======== Stored data ========

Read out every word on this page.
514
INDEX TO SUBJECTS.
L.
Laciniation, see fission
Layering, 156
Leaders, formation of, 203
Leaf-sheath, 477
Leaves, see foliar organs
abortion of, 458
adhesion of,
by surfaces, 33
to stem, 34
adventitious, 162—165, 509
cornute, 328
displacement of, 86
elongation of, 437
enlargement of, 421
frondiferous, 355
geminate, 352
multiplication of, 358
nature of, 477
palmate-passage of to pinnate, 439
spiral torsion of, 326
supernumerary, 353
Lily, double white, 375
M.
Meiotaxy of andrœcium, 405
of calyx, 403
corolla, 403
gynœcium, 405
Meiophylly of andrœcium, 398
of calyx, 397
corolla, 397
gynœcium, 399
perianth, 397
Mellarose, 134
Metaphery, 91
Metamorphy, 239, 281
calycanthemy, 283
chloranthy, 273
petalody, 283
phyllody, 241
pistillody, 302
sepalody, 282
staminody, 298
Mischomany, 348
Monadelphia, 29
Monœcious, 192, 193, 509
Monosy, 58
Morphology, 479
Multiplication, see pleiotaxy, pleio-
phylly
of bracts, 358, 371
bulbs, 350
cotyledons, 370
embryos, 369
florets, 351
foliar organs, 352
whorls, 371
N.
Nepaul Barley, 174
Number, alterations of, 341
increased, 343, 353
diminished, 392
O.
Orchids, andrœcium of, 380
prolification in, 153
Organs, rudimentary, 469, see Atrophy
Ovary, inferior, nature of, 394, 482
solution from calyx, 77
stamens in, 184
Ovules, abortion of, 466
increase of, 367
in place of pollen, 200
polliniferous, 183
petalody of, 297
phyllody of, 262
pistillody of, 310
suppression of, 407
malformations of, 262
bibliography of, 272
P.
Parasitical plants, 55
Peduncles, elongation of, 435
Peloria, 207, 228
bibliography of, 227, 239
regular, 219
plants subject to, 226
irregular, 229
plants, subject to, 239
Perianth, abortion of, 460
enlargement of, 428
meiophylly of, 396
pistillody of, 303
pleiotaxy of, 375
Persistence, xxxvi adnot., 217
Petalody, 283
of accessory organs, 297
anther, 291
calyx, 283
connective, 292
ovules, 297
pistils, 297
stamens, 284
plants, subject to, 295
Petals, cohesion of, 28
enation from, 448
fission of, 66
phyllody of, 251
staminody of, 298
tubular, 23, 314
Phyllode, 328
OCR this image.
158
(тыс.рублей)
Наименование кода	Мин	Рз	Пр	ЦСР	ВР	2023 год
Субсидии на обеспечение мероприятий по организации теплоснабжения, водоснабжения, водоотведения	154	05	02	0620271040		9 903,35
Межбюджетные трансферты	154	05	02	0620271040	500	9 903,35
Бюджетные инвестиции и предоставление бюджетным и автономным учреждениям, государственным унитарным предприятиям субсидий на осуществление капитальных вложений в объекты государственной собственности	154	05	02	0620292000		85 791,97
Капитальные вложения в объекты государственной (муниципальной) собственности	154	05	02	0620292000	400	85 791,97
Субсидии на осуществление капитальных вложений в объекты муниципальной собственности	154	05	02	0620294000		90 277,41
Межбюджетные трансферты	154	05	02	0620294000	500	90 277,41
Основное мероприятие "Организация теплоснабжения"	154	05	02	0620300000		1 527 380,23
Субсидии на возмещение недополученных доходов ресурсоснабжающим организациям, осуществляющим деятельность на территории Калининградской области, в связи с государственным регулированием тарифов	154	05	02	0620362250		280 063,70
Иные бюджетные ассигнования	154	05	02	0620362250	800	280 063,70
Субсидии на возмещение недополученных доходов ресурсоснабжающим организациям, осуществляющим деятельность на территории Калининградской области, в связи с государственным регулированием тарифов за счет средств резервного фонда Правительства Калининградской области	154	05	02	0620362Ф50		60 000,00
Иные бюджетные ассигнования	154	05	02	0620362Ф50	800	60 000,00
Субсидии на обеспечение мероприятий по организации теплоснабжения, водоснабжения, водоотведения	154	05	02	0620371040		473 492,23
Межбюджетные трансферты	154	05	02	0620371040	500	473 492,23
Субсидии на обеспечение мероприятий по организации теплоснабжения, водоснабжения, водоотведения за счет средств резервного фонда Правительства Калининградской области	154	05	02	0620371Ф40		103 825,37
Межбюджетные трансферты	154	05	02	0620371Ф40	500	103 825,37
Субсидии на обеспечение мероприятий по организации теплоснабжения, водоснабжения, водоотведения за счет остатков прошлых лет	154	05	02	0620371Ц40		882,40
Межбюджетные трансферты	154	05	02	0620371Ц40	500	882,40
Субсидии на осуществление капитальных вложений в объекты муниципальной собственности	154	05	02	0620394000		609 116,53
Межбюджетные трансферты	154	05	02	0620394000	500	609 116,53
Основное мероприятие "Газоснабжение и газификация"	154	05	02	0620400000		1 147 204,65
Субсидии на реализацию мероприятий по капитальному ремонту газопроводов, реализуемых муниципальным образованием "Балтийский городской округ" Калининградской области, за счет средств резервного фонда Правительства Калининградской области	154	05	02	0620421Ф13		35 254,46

========

Take the listing above and set it down exactly.

Worked solution ▸
Read out every word on this page.
514
INDEX TO SUBJECTS.
L.
Laciniation, see fission
Layering, 156
Leaders, formation of, 203
Leaf-sheath, 477
Leaves, see foliar organs
abortion of, 458
adhesion of,
by surfaces, 33
to stem, 34
adventitious, 162—165, 509
cornute, 328
displacement of, 86
elongation of, 437
enlargement of, 421
frondiferous, 355
geminate, 352
multiplication of, 358
nature of, 477
palmate-passage of to pinnate, 439
spiral torsion of, 326
supernumerary, 353
Lily, double white, 375
M.
Meiotaxy of andrœcium, 405
of calyx, 403
corolla, 403
gynœcium, 405
Meiophylly of andrœcium, 398
of calyx, 397
corolla, 397
gynœcium, 399
perianth, 397
Mellarose, 134
Metaphery, 91
Metamorphy, 239, 281
calycanthemy, 283
chloranthy, 273
petalody, 283
phyllody, 241
pistillody, 302
sepalody, 282
staminody, 298
Mischomany, 348
Monadelphia, 29
Monœcious, 192, 193, 509
Monosy, 58
Morphology, 479
Multiplication, see pleiotaxy, pleio-
phylly
of bracts, 358, 371
bulbs, 350
cotyledons, 370
embryos, 369
florets, 351
foliar organs, 352
whorls, 371
N.
Nepaul Barley, 174
Number, alterations of, 341
increased, 343, 353
diminished, 392
O.
Orchids, andrœcium of, 380
prolification in, 153
Organs, rudimentary, 469, see Atrophy
Ovary, inferior, nature of, 394, 482
solution from calyx, 77
stamens in, 184
Ovules, abortion of, 466
increase of, 367
in place of pollen, 200
polliniferous, 183
petalody of, 297
phyllody of, 262
pistillody of, 310
suppression of, 407
malformations of, 262
bibliography of, 272
P.
Parasitical plants, 55
Peduncles, elongation of, 435
Peloria, 207, 228
bibliography of, 227, 239
regular, 219
plants subject to, 226
irregular, 229
plants, subject to, 239
Perianth, abortion of, 460
enlargement of, 428
meiophylly of, 396
pistillody of, 303
pleiotaxy of, 375
Persistence, xxxvi adnot., 217
Petalody, 283
of accessory organs, 297
anther, 291
calyx, 283
connective, 292
ovules, 297
pistils, 297
stamens, 284
plants, subject to, 295
Petals, cohesion of, 28
enation from, 448
fission of, 66
phyllody of, 251
staminody of, 298
tubular, 23, 314
Phyllode, 328
OCR this image.
158
(тыс.рублей)
Наименование кода	Мин	Рз	Пр	ЦСР	ВР	2023 год
Субсидии на обеспечение мероприятий по организации теплоснабжения, водоснабжения, водоотведения	154	05	02	0620271040		9 903,35
Межбюджетные трансферты	154	05	02	0620271040	500	9 903,35
Бюджетные инвестиции и предоставление бюджетным и автономным учреждениям, государственным унитарным предприятиям субсидий на осуществление капитальных вложений в объекты государственной собственности	154	05	02	0620292000		85 791,97
Капитальные вложения в объекты государственной (муниципальной) собственности	154	05	02	0620292000	400	85 791,97
Субсидии на осуществление капитальных вложений в объекты муниципальной собственности	154	05	02	0620294000		90 277,41
Межбюджетные трансферты	154	05	02	0620294000	500	90 277,41
Основное мероприятие "Организация теплоснабжения"	154	05	02	0620300000		1 527 380,23
Субсидии на возмещение недополученных доходов ресурсоснабжающим организациям, осуществляющим деятельность на территории Калининградской области, в связи с государственным регулированием тарифов	154	05	02	0620362250		280 063,70
Иные бюджетные ассигнования	154	05	02	0620362250	800	280 063,70
Субсидии на возмещение недополученных доходов ресурсоснабжающим организациям, осуществляющим деятельность на территории Калининградской области, в связи с государственным регулированием тарифов за счет средств резервного фонда Правительства Калининградской области	154	05	02	0620362Ф50		60 000,00
Иные бюджетные ассигнования	154	05	02	0620362Ф50	800	60 000,00
Субсидии на обеспечение мероприятий по организации теплоснабжения, водоснабжения, водоотведения	154	05	02	0620371040		473 492,23
Межбюджетные трансферты	154	05	02	0620371040	500	473 492,23
Субсидии на обеспечение мероприятий по организации теплоснабжения, водоснабжения, водоотведения за счет средств резервного фонда Правительства Калининградской области	154	05	02	0620371Ф40		103 825,37
Межбюджетные трансферты	154	05	02	0620371Ф40	500	103 825,37
Субсидии на обеспечение мероприятий по организации теплоснабжения, водоснабжения, водоотведения за счет остатков прошлых лет	154	05	02	0620371Ц40		882,40
Межбюджетные трансферты	154	05	02	0620371Ц40	500	882,40
Субсидии на осуществление капитальных вложений в объекты муниципальной собственности	154	05	02	0620394000		609 116,53
Межбюджетные трансферты	154	05	02	0620394000	500	609 116,53
Основное мероприятие "Газоснабжение и газификация"	154	05	02	0620400000		1 147 204,65
Субсидии на реализацию мероприятий по капитальному ремонту газопроводов, реализуемых муниципальным образованием "Балтийский городской округ" Калининградской области, за счет средств резервного фонда Правительства Калининградской области	154	05	02	0620421Ф13		35 254,46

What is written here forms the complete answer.